■ EXERCISE AIM
Omit all images, then return the remaining material exactly as it stands.

■ INPUT RECORDS

::::::::::

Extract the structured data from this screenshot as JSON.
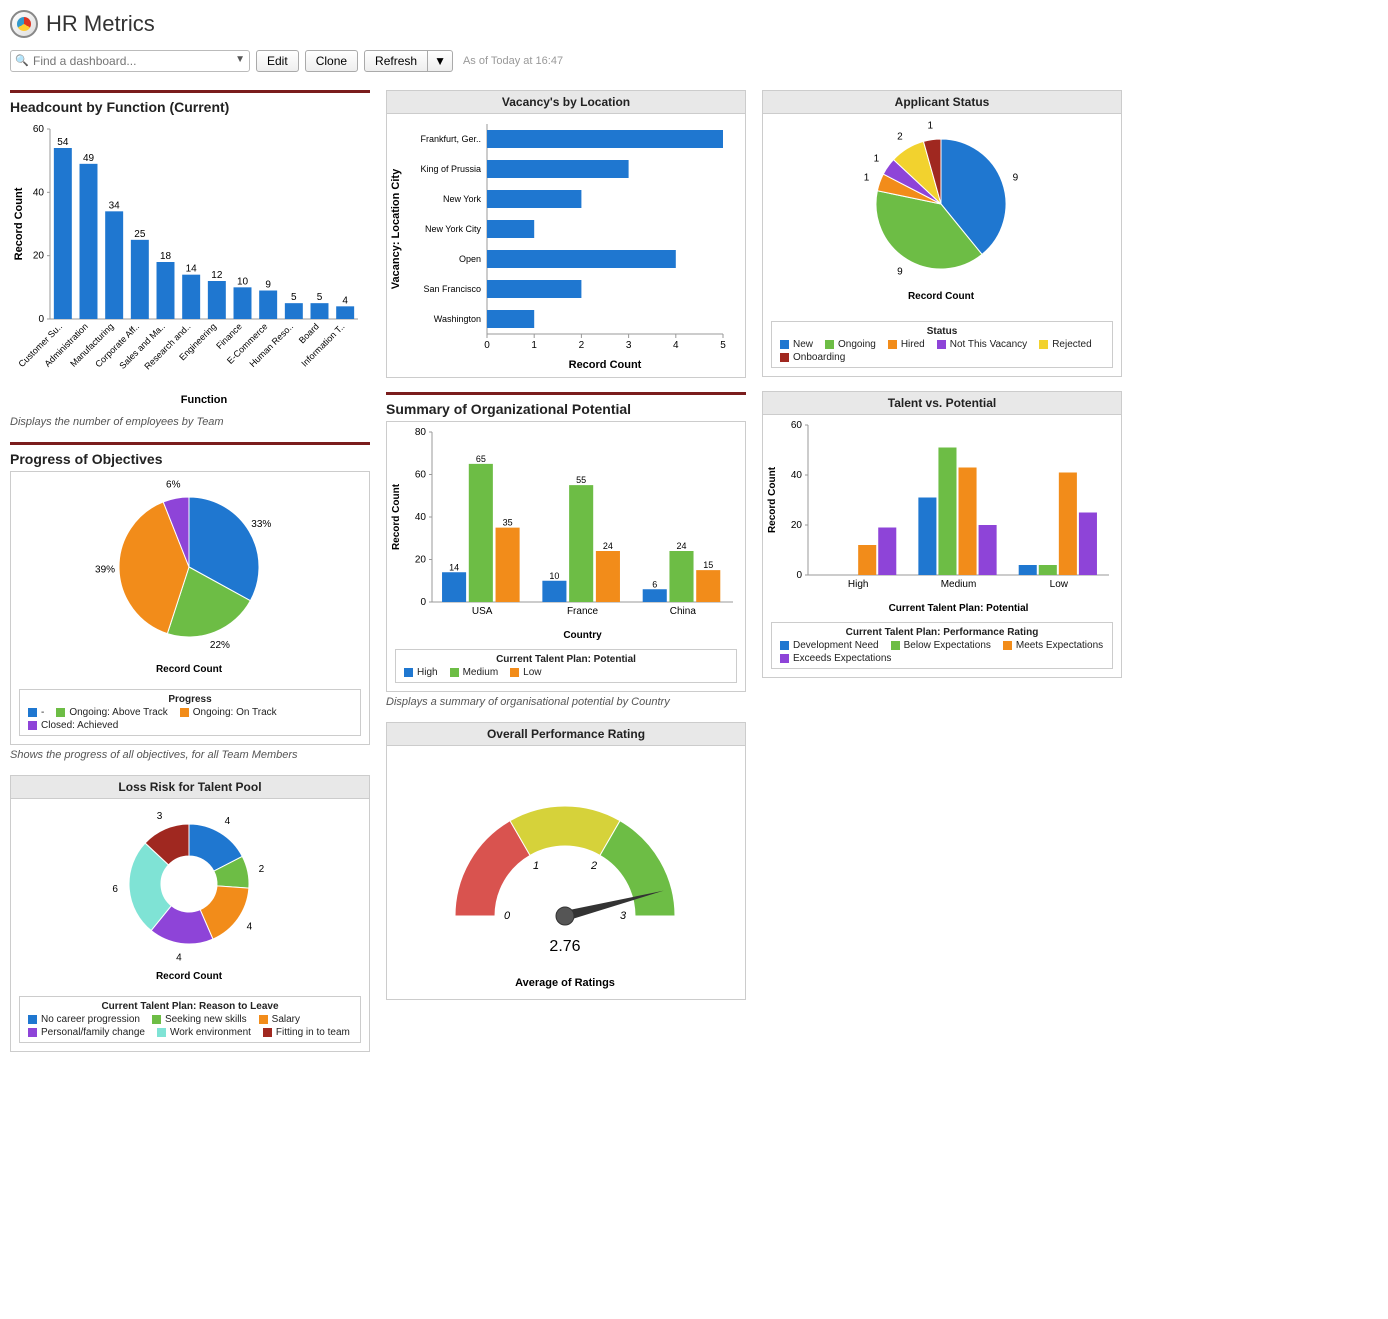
{
  "page": {
    "title": "HR Metrics",
    "search_placeholder": "Find a dashboard...",
    "buttons": {
      "edit": "Edit",
      "clone": "Clone",
      "refresh": "Refresh"
    },
    "timestamp": "As of Today at 16:47"
  },
  "palette": {
    "blue": "#1f77d0",
    "green": "#6dbd45",
    "orange": "#f28c1a",
    "purple": "#8e44d8",
    "teal": "#7fe3d5",
    "darkred": "#a02820",
    "yellow": "#f2d22e"
  },
  "headcount": {
    "title": "Headcount by Function (Current)",
    "caption": "Displays the number of employees by Team",
    "xlabel": "Function",
    "ylabel": "Record Count",
    "ylim": [
      0,
      60
    ],
    "ytick_step": 20,
    "bar_color": "#1f77d0",
    "categories": [
      "Customer Su..",
      "Administration",
      "Manufacturing",
      "Corporate Aff..",
      "Sales and Ma..",
      "Research and..",
      "Engineering",
      "Finance",
      "E-Commerce",
      "Human Reso..",
      "Board",
      "Information T.."
    ],
    "values": [
      54,
      49,
      34,
      25,
      18,
      14,
      12,
      10,
      9,
      5,
      5,
      4
    ]
  },
  "vacancies": {
    "title": "Vacancy's by Location",
    "xlabel": "Record Count",
    "ylabel": "Vacancy: Location City",
    "xlim": [
      0,
      5
    ],
    "xtick_step": 1,
    "bar_color": "#1f77d0",
    "categories": [
      "Frankfurt, Ger..",
      "King of Prussia",
      "New York",
      "New York City",
      "Open",
      "San Francisco",
      "Washington"
    ],
    "values": [
      5,
      3,
      2,
      1,
      4,
      2,
      1
    ]
  },
  "applicant": {
    "title": "Applicant Status",
    "center_label": "Record Count",
    "legend_title": "Status",
    "slices": [
      {
        "label": "New",
        "value": 9,
        "color": "#1f77d0"
      },
      {
        "label": "Ongoing",
        "value": 9,
        "color": "#6dbd45"
      },
      {
        "label": "Hired",
        "value": 1,
        "color": "#f28c1a"
      },
      {
        "label": "Not This Vacancy",
        "value": 1,
        "color": "#8e44d8"
      },
      {
        "label": "Rejected",
        "value": 2,
        "color": "#f2d22e"
      },
      {
        "label": "Onboarding",
        "value": 1,
        "color": "#a02820"
      }
    ]
  },
  "objectives": {
    "title": "Progress of Objectives",
    "caption": "Shows the progress of all objectives, for all Team Members",
    "center_label": "Record Count",
    "legend_title": "Progress",
    "slices": [
      {
        "label": "-",
        "value": 33,
        "pct": "33%",
        "color": "#1f77d0"
      },
      {
        "label": "Ongoing: Above Track",
        "value": 22,
        "pct": "22%",
        "color": "#6dbd45"
      },
      {
        "label": "Ongoing: On Track",
        "value": 39,
        "pct": "39%",
        "color": "#f28c1a"
      },
      {
        "label": "Closed: Achieved",
        "value": 6,
        "pct": "6%",
        "color": "#8e44d8"
      }
    ]
  },
  "org_potential": {
    "title": "Summary of Organizational Potential",
    "caption": "Displays a summary of organisational potential by Country",
    "xlabel": "Country",
    "ylabel": "Record Count",
    "legend_title": "Current Talent Plan: Potential",
    "ylim": [
      0,
      80
    ],
    "ytick_step": 20,
    "countries": [
      "USA",
      "France",
      "China"
    ],
    "series": [
      {
        "name": "High",
        "color": "#1f77d0",
        "values": [
          14,
          10,
          6
        ]
      },
      {
        "name": "Medium",
        "color": "#6dbd45",
        "values": [
          65,
          55,
          24
        ]
      },
      {
        "name": "Low",
        "color": "#f28c1a",
        "values": [
          35,
          24,
          15
        ]
      }
    ]
  },
  "talent_potential": {
    "title": "Talent vs. Potential",
    "xlabel": "Current Talent Plan: Potential",
    "ylabel": "Record Count",
    "legend_title": "Current Talent Plan: Performance Rating",
    "ylim": [
      0,
      60
    ],
    "ytick_step": 20,
    "groups": [
      "High",
      "Medium",
      "Low"
    ],
    "series": [
      {
        "name": "Development Need",
        "color": "#1f77d0",
        "values": [
          0,
          31,
          4
        ]
      },
      {
        "name": "Below Expectations",
        "color": "#6dbd45",
        "values": [
          0,
          51,
          4
        ]
      },
      {
        "name": "Meets Expectations",
        "color": "#f28c1a",
        "values": [
          12,
          43,
          41
        ]
      },
      {
        "name": "Exceeds Expectations",
        "color": "#8e44d8",
        "values": [
          19,
          20,
          25
        ]
      }
    ]
  },
  "loss_risk": {
    "title": "Loss Risk for Talent Pool",
    "center_label": "Record Count",
    "legend_title": "Current Talent Plan: Reason to Leave",
    "slices": [
      {
        "label": "No career progression",
        "value": 4,
        "color": "#1f77d0"
      },
      {
        "label": "Seeking new skills",
        "value": 2,
        "color": "#6dbd45"
      },
      {
        "label": "Salary",
        "value": 4,
        "color": "#f28c1a"
      },
      {
        "label": "Personal/family change",
        "value": 4,
        "color": "#8e44d8"
      },
      {
        "label": "Work environment",
        "value": 6,
        "color": "#7fe3d5"
      },
      {
        "label": "Fitting in to team",
        "value": 3,
        "color": "#a02820"
      }
    ]
  },
  "performance": {
    "title": "Overall Performance Rating",
    "subtitle": "Average of Ratings",
    "value": 2.76,
    "min": 0,
    "max": 3,
    "zones": [
      {
        "from": 0,
        "to": 1,
        "color": "#d9534f"
      },
      {
        "from": 1,
        "to": 2,
        "color": "#d6d23a"
      },
      {
        "from": 2,
        "to": 3,
        "color": "#6dbd45"
      }
    ]
  }
}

::::::::::

■ RESPONSE TO THE EXERCISE
Extract the structured data from this screenshot as JSON.
{
  "page": {
    "title": "HR Metrics",
    "search_placeholder": "Find a dashboard...",
    "buttons": {
      "edit": "Edit",
      "clone": "Clone",
      "refresh": "Refresh"
    },
    "timestamp": "As of Today at 16:47"
  },
  "palette": {
    "blue": "#1f77d0",
    "green": "#6dbd45",
    "orange": "#f28c1a",
    "purple": "#8e44d8",
    "teal": "#7fe3d5",
    "darkred": "#a02820",
    "yellow": "#f2d22e"
  },
  "headcount": {
    "title": "Headcount by Function (Current)",
    "caption": "Displays the number of employees by Team",
    "xlabel": "Function",
    "ylabel": "Record Count",
    "ylim": [
      0,
      60
    ],
    "ytick_step": 20,
    "bar_color": "#1f77d0",
    "categories": [
      "Customer Su..",
      "Administration",
      "Manufacturing",
      "Corporate Aff..",
      "Sales and Ma..",
      "Research and..",
      "Engineering",
      "Finance",
      "E-Commerce",
      "Human Reso..",
      "Board",
      "Information T.."
    ],
    "values": [
      54,
      49,
      34,
      25,
      18,
      14,
      12,
      10,
      9,
      5,
      5,
      4
    ]
  },
  "vacancies": {
    "title": "Vacancy's by Location",
    "xlabel": "Record Count",
    "ylabel": "Vacancy: Location City",
    "xlim": [
      0,
      5
    ],
    "xtick_step": 1,
    "bar_color": "#1f77d0",
    "categories": [
      "Frankfurt, Ger..",
      "King of Prussia",
      "New York",
      "New York City",
      "Open",
      "San Francisco",
      "Washington"
    ],
    "values": [
      5,
      3,
      2,
      1,
      4,
      2,
      1
    ]
  },
  "applicant": {
    "title": "Applicant Status",
    "center_label": "Record Count",
    "legend_title": "Status",
    "slices": [
      {
        "label": "New",
        "value": 9,
        "color": "#1f77d0"
      },
      {
        "label": "Ongoing",
        "value": 9,
        "color": "#6dbd45"
      },
      {
        "label": "Hired",
        "value": 1,
        "color": "#f28c1a"
      },
      {
        "label": "Not This Vacancy",
        "value": 1,
        "color": "#8e44d8"
      },
      {
        "label": "Rejected",
        "value": 2,
        "color": "#f2d22e"
      },
      {
        "label": "Onboarding",
        "value": 1,
        "color": "#a02820"
      }
    ]
  },
  "objectives": {
    "title": "Progress of Objectives",
    "caption": "Shows the progress of all objectives, for all Team Members",
    "center_label": "Record Count",
    "legend_title": "Progress",
    "slices": [
      {
        "label": "-",
        "value": 33,
        "pct": "33%",
        "color": "#1f77d0"
      },
      {
        "label": "Ongoing: Above Track",
        "value": 22,
        "pct": "22%",
        "color": "#6dbd45"
      },
      {
        "label": "Ongoing: On Track",
        "value": 39,
        "pct": "39%",
        "color": "#f28c1a"
      },
      {
        "label": "Closed: Achieved",
        "value": 6,
        "pct": "6%",
        "color": "#8e44d8"
      }
    ]
  },
  "org_potential": {
    "title": "Summary of Organizational Potential",
    "caption": "Displays a summary of organisational potential by Country",
    "xlabel": "Country",
    "ylabel": "Record Count",
    "legend_title": "Current Talent Plan: Potential",
    "ylim": [
      0,
      80
    ],
    "ytick_step": 20,
    "countries": [
      "USA",
      "France",
      "China"
    ],
    "series": [
      {
        "name": "High",
        "color": "#1f77d0",
        "values": [
          14,
          10,
          6
        ]
      },
      {
        "name": "Medium",
        "color": "#6dbd45",
        "values": [
          65,
          55,
          24
        ]
      },
      {
        "name": "Low",
        "color": "#f28c1a",
        "values": [
          35,
          24,
          15
        ]
      }
    ]
  },
  "talent_potential": {
    "title": "Talent vs. Potential",
    "xlabel": "Current Talent Plan: Potential",
    "ylabel": "Record Count",
    "legend_title": "Current Talent Plan: Performance Rating",
    "ylim": [
      0,
      60
    ],
    "ytick_step": 20,
    "groups": [
      "High",
      "Medium",
      "Low"
    ],
    "series": [
      {
        "name": "Development Need",
        "color": "#1f77d0",
        "values": [
          0,
          31,
          4
        ]
      },
      {
        "name": "Below Expectations",
        "color": "#6dbd45",
        "values": [
          0,
          51,
          4
        ]
      },
      {
        "name": "Meets Expectations",
        "color": "#f28c1a",
        "values": [
          12,
          43,
          41
        ]
      },
      {
        "name": "Exceeds Expectations",
        "color": "#8e44d8",
        "values": [
          19,
          20,
          25
        ]
      }
    ]
  },
  "loss_risk": {
    "title": "Loss Risk for Talent Pool",
    "center_label": "Record Count",
    "legend_title": "Current Talent Plan: Reason to Leave",
    "slices": [
      {
        "label": "No career progression",
        "value": 4,
        "color": "#1f77d0"
      },
      {
        "label": "Seeking new skills",
        "value": 2,
        "color": "#6dbd45"
      },
      {
        "label": "Salary",
        "value": 4,
        "color": "#f28c1a"
      },
      {
        "label": "Personal/family change",
        "value": 4,
        "color": "#8e44d8"
      },
      {
        "label": "Work environment",
        "value": 6,
        "color": "#7fe3d5"
      },
      {
        "label": "Fitting in to team",
        "value": 3,
        "color": "#a02820"
      }
    ]
  },
  "performance": {
    "title": "Overall Performance Rating",
    "subtitle": "Average of Ratings",
    "value": 2.76,
    "min": 0,
    "max": 3,
    "zones": [
      {
        "from": 0,
        "to": 1,
        "color": "#d9534f"
      },
      {
        "from": 1,
        "to": 2,
        "color": "#d6d23a"
      },
      {
        "from": 2,
        "to": 3,
        "color": "#6dbd45"
      }
    ]
  }
}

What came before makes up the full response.